■ **Instructions for the task**
In the material below, identify each line bearing the word "Frequency". Reproduce those lines.

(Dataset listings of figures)

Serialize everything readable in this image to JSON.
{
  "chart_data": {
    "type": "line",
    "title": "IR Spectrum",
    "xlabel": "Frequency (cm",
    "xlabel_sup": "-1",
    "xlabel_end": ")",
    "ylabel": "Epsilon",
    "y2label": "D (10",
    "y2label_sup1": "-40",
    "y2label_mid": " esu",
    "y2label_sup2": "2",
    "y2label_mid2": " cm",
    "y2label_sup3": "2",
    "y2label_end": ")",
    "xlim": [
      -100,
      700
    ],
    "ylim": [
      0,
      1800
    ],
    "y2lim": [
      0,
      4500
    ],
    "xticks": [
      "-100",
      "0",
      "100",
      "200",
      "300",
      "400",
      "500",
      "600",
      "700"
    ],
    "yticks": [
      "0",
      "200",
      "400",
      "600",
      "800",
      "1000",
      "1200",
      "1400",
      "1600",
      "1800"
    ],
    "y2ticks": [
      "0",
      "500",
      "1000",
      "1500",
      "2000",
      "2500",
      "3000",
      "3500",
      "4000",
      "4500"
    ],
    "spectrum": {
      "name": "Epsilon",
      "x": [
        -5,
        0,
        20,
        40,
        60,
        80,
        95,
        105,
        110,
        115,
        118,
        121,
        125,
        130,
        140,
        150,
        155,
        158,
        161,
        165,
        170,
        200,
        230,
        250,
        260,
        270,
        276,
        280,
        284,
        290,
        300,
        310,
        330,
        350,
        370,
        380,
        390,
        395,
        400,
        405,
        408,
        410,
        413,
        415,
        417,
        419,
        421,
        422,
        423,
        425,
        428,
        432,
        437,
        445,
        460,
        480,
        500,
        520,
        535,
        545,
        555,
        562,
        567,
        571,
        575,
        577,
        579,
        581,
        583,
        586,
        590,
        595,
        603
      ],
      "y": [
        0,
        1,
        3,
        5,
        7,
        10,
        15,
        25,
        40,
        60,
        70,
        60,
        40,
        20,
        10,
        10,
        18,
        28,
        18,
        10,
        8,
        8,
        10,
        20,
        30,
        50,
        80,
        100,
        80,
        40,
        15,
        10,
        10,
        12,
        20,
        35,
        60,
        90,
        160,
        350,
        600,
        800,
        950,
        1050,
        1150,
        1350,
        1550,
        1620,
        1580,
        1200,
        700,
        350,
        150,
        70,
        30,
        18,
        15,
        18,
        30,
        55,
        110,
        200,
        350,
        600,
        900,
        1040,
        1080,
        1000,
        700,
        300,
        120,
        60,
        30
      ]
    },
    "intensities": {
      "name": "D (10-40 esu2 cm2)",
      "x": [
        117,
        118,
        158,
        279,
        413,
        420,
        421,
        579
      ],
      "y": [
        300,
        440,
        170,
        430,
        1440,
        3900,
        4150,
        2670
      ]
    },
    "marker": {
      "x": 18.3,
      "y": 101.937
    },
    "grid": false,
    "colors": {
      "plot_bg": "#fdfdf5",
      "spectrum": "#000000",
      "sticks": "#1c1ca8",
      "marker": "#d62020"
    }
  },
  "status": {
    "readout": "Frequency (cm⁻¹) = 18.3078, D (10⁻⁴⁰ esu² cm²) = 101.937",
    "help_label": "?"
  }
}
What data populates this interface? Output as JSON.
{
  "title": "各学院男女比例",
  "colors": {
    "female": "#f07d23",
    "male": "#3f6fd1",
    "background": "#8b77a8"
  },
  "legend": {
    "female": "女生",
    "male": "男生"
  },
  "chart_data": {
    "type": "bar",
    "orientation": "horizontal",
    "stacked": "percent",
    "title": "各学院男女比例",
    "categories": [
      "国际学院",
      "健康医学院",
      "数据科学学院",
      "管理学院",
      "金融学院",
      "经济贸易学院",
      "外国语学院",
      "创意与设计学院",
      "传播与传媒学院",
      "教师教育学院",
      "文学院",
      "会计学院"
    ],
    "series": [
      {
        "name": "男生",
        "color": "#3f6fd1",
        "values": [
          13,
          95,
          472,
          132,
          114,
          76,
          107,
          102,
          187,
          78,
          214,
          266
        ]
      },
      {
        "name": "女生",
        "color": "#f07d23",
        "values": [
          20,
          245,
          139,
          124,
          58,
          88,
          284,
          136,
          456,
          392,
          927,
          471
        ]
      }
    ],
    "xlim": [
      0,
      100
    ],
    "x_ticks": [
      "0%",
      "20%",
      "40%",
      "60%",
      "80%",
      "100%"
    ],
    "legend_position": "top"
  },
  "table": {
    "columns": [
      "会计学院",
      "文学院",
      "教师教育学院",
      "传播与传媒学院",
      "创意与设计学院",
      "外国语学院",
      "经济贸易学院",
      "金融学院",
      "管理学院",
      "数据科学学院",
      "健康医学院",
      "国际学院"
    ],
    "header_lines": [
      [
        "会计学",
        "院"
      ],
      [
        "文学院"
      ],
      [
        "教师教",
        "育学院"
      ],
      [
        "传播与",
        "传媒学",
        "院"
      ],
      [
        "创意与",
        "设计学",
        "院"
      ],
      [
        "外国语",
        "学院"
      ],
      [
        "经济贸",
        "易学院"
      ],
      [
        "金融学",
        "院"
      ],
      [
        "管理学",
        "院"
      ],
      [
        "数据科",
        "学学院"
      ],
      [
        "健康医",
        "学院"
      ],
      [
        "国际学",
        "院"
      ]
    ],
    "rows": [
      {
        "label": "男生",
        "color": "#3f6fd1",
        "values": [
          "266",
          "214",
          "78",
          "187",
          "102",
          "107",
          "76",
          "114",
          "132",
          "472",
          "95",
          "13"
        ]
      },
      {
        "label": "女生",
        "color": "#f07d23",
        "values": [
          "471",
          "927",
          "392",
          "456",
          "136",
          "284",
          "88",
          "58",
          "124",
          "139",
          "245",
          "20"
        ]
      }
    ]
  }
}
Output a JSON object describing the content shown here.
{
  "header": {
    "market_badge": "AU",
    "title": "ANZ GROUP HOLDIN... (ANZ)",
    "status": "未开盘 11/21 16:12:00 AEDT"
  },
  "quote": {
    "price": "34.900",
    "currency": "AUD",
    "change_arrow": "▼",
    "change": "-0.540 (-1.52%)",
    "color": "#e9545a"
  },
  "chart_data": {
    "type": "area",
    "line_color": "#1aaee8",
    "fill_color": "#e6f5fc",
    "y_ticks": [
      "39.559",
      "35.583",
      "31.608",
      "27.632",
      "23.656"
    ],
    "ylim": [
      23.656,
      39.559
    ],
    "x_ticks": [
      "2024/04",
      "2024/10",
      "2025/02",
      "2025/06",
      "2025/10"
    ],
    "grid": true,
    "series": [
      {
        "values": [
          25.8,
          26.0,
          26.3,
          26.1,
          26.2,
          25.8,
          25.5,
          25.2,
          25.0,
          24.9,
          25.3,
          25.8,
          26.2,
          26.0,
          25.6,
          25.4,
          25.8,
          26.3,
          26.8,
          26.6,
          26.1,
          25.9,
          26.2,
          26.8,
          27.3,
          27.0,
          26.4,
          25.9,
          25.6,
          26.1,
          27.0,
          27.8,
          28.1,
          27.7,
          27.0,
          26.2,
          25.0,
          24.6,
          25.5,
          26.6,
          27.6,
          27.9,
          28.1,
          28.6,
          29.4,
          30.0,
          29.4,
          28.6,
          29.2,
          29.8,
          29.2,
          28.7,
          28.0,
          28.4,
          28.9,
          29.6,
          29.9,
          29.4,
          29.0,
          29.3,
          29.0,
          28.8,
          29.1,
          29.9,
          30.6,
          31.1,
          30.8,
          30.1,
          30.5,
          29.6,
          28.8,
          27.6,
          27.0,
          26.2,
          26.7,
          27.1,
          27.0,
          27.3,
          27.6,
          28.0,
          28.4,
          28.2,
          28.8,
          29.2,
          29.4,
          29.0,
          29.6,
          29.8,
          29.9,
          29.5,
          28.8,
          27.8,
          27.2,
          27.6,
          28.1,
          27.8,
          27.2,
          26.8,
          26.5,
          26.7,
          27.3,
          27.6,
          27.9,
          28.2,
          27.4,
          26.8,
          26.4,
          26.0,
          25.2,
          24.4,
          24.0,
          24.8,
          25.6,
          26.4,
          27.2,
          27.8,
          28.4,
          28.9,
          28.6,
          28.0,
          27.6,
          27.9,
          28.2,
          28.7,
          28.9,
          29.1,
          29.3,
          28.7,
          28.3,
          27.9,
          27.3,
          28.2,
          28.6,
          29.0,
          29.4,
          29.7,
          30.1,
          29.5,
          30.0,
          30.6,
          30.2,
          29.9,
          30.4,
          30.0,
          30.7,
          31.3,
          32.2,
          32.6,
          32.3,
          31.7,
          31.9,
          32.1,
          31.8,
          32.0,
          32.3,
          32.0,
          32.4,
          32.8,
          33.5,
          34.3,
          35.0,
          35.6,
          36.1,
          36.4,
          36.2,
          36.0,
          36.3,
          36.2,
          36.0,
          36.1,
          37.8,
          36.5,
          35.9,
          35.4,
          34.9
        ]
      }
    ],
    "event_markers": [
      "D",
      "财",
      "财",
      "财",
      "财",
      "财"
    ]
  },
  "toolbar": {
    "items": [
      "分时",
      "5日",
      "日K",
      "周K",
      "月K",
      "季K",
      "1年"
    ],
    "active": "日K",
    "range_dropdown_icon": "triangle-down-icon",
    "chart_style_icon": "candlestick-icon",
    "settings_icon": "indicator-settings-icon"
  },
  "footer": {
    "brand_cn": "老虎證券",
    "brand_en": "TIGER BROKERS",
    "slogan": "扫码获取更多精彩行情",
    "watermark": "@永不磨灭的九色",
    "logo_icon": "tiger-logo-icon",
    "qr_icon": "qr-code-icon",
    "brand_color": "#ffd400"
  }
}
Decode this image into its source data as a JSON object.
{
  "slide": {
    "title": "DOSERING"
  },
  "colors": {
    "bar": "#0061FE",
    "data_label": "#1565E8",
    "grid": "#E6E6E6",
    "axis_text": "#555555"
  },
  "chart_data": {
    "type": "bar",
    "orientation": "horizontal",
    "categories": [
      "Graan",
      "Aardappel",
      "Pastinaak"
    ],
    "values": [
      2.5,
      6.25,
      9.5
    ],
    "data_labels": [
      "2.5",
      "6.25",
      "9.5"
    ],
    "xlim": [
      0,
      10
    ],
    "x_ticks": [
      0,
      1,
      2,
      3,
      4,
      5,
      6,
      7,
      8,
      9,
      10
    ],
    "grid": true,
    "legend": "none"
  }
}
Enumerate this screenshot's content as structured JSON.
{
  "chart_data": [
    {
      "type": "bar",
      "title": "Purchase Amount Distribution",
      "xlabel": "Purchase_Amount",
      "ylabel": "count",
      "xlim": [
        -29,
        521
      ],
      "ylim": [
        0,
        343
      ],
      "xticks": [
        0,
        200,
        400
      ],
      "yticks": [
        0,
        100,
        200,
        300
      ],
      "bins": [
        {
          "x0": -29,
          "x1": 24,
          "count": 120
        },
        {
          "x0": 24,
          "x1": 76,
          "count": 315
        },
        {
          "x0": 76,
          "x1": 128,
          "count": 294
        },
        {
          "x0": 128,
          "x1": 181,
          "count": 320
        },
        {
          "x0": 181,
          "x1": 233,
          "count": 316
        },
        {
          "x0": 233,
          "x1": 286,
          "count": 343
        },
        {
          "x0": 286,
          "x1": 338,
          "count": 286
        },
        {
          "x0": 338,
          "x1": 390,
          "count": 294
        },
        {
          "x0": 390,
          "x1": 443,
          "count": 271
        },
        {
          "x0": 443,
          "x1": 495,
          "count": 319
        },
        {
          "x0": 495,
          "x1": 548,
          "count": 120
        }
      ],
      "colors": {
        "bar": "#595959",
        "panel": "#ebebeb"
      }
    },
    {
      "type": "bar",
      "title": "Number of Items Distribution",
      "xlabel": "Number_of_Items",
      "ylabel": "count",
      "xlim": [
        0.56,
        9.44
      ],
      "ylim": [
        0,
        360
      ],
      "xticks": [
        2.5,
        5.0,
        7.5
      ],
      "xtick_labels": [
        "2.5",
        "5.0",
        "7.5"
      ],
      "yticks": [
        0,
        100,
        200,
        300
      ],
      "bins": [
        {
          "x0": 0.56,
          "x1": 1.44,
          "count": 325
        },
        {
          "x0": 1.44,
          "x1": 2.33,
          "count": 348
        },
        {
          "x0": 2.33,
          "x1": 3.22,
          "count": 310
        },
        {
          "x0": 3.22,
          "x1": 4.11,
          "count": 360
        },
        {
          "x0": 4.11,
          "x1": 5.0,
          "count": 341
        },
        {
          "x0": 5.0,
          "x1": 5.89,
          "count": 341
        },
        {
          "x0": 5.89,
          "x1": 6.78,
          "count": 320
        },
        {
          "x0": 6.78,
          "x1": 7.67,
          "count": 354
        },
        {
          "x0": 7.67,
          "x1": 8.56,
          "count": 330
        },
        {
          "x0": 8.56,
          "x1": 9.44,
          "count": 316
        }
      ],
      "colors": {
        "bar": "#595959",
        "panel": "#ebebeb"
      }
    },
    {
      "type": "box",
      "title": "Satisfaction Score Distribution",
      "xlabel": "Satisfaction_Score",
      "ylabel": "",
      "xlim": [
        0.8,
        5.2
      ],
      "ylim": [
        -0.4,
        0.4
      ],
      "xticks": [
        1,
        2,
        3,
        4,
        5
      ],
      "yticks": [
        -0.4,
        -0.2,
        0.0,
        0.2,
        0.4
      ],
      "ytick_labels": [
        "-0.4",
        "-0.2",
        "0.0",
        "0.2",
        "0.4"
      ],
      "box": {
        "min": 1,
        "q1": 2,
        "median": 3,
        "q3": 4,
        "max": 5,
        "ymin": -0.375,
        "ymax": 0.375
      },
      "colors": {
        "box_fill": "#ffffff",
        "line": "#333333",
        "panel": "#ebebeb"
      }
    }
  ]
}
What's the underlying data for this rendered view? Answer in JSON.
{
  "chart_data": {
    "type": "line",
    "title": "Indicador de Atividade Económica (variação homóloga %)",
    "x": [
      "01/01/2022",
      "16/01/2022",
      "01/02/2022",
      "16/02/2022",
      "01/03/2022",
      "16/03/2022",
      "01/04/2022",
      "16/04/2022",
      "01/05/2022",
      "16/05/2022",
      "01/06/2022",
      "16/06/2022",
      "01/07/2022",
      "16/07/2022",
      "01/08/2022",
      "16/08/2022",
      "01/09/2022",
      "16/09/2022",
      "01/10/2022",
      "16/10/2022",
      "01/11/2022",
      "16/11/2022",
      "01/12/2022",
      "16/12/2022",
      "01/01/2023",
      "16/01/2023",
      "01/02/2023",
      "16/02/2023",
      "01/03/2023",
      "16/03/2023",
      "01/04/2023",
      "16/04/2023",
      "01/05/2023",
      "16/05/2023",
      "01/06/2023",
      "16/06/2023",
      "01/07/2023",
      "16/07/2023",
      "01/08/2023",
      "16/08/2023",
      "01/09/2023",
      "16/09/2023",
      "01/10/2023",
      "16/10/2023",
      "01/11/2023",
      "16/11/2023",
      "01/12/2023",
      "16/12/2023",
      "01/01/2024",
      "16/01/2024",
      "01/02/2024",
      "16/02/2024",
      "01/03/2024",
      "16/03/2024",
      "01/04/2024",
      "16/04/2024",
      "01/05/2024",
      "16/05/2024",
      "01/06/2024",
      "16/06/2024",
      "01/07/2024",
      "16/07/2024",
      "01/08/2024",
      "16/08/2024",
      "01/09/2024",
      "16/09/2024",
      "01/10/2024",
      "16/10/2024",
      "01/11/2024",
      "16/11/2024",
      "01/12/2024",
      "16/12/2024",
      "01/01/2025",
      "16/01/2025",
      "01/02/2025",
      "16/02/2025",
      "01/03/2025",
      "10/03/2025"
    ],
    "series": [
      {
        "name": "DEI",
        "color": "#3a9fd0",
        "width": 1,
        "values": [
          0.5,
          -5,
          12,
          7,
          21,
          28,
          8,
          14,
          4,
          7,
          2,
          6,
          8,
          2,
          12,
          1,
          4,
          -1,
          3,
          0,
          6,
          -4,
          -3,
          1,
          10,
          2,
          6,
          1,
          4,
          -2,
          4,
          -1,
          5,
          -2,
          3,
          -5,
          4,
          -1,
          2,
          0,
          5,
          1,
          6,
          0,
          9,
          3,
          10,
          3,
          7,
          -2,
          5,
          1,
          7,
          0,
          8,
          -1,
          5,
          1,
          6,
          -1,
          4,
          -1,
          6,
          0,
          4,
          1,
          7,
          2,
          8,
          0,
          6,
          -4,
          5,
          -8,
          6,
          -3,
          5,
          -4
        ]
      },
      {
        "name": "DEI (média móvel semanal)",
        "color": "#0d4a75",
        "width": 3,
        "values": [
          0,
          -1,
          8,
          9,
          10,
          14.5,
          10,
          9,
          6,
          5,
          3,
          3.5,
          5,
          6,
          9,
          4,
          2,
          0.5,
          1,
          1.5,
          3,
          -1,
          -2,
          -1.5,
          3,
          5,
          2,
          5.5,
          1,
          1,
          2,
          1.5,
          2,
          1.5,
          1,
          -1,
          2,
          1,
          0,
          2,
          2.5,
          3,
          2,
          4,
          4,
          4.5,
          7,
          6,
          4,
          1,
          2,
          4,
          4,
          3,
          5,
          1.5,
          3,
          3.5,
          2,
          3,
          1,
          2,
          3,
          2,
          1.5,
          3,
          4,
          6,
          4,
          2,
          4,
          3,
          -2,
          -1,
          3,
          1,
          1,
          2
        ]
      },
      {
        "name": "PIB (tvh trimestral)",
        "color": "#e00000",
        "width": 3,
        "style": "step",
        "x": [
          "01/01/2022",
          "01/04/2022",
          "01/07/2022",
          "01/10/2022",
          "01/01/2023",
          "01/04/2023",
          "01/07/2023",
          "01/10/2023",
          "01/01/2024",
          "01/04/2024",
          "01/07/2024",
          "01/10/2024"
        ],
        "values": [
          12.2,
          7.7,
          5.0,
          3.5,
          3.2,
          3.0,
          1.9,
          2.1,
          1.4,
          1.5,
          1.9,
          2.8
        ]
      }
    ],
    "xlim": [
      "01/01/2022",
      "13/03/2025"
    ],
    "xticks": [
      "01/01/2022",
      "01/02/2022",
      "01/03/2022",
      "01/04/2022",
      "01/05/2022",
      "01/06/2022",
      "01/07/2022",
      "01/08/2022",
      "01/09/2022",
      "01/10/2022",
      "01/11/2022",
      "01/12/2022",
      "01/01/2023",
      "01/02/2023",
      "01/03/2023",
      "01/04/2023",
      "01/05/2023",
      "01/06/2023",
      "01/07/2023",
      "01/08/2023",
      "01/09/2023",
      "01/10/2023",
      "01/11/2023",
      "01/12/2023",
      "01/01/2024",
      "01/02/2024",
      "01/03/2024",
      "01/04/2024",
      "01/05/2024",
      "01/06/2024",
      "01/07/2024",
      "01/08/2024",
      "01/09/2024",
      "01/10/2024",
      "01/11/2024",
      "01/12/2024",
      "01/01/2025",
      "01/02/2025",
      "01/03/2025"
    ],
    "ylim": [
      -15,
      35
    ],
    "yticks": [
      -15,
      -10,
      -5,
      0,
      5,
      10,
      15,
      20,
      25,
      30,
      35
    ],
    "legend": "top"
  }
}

■ **Expected answer**
    "xlabel": "Frequency (cm",
    "readout": "Frequency (cm⁻¹) = 18.3078, D (10⁻⁴⁰ esu² cm²) = 101.937",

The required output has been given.